Records from a dataset:
[start]

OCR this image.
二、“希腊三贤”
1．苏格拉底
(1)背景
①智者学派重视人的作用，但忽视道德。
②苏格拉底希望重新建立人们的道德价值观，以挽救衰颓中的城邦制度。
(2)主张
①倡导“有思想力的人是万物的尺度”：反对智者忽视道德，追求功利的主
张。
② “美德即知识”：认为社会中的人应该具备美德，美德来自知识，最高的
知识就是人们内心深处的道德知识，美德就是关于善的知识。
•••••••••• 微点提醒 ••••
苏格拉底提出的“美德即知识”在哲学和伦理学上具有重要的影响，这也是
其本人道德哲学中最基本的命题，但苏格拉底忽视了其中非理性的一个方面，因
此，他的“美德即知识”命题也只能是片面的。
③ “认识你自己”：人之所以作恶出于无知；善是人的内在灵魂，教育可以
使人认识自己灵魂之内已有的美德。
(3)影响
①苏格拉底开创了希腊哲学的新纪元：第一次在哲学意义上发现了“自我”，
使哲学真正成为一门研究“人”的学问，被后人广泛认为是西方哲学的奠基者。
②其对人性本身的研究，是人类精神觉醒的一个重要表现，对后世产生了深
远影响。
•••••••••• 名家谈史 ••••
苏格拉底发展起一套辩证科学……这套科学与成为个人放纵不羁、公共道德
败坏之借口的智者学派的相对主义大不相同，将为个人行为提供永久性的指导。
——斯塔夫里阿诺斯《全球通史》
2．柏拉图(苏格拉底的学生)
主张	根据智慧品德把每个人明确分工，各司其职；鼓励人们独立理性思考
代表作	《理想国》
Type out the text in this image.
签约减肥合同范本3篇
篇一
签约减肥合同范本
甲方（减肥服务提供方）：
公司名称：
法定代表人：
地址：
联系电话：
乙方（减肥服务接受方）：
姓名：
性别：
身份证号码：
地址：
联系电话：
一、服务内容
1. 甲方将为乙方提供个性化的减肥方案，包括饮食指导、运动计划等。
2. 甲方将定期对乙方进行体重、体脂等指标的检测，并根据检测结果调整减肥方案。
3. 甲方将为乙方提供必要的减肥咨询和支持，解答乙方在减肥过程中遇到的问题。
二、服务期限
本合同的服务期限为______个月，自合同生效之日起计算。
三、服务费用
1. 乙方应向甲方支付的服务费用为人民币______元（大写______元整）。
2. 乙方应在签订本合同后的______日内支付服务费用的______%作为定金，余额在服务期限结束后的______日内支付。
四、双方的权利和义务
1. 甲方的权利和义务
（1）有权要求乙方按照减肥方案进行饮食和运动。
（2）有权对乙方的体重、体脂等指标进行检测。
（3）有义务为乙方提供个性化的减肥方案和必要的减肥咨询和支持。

[end]

» Task to carry out: Return the line that contains "Type out the text in this image." along with every line after it through the end of the entries, exactly, adding nothing.

» The reply:
Type out the text in this image.
签约减肥合同范本3篇
篇一
签约减肥合同范本
甲方（减肥服务提供方）：
公司名称：
法定代表人：
地址：
联系电话：
乙方（减肥服务接受方）：
姓名：
性别：
身份证号码：
地址：
联系电话：
一、服务内容
1. 甲方将为乙方提供个性化的减肥方案，包括饮食指导、运动计划等。
2. 甲方将定期对乙方进行体重、体脂等指标的检测，并根据检测结果调整减肥方案。
3. 甲方将为乙方提供必要的减肥咨询和支持，解答乙方在减肥过程中遇到的问题。
二、服务期限
本合同的服务期限为______个月，自合同生效之日起计算。
三、服务费用
1. 乙方应向甲方支付的服务费用为人民币______元（大写______元整）。
2. 乙方应在签订本合同后的______日内支付服务费用的______%作为定金，余额在服务期限结束后的______日内支付。
四、双方的权利和义务
1. 甲方的权利和义务
（1）有权要求乙方按照减肥方案进行饮食和运动。
（2）有权对乙方的体重、体脂等指标进行检测。
（3）有义务为乙方提供个性化的减肥方案和必要的减肥咨询和支持。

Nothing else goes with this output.